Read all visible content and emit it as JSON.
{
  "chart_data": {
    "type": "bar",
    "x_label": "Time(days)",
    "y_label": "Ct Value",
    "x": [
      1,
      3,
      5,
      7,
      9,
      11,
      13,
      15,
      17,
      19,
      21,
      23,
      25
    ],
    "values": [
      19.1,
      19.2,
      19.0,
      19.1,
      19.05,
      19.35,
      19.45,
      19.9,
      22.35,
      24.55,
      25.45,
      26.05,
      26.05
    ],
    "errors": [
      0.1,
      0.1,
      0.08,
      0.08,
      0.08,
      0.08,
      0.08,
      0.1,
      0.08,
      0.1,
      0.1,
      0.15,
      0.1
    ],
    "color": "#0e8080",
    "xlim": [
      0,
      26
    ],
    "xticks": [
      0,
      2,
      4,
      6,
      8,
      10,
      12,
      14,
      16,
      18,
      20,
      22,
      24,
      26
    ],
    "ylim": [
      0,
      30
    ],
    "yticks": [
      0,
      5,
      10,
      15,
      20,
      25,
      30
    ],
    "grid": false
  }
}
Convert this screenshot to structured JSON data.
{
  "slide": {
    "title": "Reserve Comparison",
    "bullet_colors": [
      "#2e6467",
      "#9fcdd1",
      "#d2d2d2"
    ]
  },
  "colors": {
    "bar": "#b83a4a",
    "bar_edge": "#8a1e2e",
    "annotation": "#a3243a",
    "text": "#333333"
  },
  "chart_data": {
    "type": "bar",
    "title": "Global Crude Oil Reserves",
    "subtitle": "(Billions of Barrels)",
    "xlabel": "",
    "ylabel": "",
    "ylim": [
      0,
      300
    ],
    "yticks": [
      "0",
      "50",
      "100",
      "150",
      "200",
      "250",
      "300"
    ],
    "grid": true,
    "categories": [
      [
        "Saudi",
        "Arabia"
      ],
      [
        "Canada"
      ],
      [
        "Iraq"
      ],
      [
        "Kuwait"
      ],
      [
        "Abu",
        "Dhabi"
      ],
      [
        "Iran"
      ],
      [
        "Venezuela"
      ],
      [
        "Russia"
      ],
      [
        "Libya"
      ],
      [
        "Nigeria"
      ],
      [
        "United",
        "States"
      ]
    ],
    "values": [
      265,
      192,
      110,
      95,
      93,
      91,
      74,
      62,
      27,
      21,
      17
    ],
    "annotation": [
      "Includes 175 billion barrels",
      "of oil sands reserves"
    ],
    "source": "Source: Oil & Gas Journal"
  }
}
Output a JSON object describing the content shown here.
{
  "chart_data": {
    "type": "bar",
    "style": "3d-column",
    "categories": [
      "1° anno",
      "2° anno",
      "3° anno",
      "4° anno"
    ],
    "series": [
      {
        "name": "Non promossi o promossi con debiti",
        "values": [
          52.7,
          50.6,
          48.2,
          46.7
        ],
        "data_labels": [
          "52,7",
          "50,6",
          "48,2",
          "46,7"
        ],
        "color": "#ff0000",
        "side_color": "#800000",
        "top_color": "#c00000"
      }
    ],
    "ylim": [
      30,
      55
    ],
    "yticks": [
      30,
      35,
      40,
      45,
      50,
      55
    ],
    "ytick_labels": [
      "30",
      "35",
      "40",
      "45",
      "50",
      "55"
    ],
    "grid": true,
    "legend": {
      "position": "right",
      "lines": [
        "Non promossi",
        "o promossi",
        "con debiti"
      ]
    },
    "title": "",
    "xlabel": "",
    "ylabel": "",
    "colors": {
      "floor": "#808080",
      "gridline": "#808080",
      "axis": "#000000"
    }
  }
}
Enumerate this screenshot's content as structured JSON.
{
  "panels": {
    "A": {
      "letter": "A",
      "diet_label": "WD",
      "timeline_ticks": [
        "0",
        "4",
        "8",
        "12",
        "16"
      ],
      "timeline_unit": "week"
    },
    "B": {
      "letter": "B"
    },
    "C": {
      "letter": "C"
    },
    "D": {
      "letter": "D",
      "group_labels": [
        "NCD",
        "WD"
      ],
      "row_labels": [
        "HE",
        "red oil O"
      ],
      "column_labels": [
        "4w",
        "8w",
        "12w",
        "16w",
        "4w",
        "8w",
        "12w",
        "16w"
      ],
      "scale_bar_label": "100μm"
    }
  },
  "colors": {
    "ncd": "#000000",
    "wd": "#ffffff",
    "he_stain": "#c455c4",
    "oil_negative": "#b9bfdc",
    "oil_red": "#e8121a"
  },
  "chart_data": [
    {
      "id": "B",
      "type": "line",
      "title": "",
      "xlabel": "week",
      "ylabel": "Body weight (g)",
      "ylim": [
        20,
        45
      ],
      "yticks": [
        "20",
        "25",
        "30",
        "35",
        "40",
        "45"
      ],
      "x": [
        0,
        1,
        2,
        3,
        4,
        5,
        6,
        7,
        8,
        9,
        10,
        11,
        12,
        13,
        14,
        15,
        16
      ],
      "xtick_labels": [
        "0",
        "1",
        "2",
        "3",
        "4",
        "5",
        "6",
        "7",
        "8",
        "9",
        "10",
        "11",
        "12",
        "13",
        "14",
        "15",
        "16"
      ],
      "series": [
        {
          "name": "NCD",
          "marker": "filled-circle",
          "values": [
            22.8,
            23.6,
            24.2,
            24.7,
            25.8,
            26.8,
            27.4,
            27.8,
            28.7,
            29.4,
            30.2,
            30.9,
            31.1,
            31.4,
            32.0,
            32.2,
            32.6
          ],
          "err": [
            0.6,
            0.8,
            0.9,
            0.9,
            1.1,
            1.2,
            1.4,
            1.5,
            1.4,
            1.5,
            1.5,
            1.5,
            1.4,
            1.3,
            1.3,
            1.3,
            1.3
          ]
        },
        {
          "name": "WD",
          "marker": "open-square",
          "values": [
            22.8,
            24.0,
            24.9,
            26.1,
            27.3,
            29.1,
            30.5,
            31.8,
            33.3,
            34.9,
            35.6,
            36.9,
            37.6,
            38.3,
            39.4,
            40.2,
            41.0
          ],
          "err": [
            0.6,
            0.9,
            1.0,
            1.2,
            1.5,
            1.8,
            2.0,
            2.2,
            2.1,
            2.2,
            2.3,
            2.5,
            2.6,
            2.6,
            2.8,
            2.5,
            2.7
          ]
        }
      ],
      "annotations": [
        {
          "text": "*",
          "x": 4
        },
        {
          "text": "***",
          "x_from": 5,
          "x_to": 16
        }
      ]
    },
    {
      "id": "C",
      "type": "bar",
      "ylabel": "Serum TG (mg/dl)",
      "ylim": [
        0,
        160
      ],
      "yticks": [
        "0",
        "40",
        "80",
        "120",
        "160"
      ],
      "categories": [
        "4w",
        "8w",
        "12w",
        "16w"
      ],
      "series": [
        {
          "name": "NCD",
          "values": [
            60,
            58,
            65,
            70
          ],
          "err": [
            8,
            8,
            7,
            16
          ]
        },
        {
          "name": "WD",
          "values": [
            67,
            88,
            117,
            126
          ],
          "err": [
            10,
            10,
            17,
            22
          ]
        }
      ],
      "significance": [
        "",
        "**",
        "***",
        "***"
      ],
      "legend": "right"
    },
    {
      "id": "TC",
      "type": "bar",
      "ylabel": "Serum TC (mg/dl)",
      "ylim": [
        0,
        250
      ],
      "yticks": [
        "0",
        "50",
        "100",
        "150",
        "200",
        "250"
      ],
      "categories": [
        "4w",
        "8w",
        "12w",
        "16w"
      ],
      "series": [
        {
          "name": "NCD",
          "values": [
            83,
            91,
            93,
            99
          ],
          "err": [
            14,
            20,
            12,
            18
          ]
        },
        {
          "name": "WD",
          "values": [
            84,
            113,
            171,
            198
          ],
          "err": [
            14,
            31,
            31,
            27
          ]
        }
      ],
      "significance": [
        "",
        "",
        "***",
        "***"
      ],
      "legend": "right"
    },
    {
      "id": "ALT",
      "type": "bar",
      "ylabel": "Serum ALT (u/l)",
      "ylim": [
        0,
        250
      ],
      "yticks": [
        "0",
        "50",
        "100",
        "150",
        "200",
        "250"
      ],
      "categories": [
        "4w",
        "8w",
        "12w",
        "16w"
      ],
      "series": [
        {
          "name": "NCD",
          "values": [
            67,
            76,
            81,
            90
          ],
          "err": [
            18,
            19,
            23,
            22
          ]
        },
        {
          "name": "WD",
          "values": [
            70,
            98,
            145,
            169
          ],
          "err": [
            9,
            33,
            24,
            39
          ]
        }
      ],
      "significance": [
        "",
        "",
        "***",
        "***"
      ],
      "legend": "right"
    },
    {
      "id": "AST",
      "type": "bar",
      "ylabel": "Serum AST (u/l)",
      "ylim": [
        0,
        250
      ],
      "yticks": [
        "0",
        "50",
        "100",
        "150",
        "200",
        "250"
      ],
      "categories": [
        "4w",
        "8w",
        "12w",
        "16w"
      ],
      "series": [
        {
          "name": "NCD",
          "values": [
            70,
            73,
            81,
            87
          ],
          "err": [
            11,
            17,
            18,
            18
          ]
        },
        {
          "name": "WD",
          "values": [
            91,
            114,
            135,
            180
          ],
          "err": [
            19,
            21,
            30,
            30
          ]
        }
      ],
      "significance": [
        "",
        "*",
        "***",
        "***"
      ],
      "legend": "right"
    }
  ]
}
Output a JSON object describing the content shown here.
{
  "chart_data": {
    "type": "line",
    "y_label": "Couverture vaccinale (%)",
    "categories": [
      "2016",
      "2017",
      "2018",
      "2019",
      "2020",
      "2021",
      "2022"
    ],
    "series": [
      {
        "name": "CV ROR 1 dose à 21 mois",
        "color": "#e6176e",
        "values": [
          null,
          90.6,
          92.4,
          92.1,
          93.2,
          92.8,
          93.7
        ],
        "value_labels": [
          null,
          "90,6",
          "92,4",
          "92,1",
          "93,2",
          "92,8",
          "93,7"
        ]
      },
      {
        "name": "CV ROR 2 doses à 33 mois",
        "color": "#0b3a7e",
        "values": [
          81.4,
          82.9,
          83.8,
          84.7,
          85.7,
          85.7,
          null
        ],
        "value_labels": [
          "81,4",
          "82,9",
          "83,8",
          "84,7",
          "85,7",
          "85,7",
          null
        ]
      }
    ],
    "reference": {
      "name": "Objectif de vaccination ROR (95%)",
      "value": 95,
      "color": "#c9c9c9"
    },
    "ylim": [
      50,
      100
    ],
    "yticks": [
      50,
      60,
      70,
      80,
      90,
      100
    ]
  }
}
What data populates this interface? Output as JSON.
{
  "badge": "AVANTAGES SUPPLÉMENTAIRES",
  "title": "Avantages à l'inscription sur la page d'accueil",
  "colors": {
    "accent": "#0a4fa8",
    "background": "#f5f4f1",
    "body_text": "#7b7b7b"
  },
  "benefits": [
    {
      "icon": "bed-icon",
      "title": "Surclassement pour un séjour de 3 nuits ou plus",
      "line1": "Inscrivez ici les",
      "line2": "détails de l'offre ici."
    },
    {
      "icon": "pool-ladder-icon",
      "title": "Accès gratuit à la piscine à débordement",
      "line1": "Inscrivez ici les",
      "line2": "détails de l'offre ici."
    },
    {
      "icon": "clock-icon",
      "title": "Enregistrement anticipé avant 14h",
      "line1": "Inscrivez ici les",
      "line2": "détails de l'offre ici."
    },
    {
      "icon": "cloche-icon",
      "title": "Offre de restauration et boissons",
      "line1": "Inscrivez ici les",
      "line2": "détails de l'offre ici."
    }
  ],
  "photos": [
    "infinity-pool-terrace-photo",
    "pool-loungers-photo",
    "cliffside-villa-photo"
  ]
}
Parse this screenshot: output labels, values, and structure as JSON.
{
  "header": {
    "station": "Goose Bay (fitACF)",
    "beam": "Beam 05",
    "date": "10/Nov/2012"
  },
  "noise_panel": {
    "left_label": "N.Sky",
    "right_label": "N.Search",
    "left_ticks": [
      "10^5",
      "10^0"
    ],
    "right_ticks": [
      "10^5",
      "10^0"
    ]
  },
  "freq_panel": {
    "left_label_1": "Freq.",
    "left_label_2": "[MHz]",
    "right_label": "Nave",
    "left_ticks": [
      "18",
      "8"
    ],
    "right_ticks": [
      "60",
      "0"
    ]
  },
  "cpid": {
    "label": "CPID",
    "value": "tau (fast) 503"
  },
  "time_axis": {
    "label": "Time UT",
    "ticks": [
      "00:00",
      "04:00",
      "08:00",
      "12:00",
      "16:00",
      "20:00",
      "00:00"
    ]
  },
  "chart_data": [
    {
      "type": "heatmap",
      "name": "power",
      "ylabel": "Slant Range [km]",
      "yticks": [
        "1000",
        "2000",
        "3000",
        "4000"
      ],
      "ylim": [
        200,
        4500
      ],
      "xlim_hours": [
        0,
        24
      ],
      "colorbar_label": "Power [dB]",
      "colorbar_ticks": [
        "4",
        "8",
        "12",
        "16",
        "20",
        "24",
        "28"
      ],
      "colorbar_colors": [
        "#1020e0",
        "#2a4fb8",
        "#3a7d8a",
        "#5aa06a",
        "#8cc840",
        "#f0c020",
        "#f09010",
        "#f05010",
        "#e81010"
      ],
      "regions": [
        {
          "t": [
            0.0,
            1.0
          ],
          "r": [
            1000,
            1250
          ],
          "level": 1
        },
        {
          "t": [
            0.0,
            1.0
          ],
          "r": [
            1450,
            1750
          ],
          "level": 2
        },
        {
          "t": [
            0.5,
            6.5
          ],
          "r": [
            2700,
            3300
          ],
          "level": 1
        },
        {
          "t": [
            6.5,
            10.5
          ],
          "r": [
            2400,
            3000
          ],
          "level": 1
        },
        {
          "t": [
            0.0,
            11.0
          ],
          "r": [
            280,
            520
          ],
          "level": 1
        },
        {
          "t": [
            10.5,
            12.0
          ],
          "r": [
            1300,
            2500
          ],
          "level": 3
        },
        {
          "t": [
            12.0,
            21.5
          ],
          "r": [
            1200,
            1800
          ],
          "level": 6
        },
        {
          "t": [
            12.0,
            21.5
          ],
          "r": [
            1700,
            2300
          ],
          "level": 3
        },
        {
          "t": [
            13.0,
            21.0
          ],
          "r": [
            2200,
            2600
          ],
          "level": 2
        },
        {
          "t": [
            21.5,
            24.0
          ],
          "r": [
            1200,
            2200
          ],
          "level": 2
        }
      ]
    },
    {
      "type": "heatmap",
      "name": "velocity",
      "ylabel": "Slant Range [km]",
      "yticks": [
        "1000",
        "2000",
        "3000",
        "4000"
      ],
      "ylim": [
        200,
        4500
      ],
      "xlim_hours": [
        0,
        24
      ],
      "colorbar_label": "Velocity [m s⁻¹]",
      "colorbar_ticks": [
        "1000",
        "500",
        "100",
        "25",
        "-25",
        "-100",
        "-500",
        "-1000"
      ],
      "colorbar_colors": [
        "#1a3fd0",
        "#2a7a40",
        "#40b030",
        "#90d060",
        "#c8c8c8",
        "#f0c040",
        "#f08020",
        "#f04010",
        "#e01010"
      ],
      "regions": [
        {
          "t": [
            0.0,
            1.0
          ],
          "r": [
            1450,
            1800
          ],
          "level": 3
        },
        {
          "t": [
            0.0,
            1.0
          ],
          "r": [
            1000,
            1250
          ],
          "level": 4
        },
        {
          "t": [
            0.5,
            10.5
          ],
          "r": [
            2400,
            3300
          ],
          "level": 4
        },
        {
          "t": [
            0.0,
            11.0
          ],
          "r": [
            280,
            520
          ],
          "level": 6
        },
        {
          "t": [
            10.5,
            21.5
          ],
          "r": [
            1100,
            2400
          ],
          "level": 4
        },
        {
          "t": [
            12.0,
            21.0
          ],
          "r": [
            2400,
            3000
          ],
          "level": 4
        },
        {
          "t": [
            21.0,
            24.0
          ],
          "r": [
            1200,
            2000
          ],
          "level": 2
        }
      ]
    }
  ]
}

■ ■ ■

**DIRECTIONS**
How many of these lines contain "this"? Write only the number.

**TASK ANSWER**
4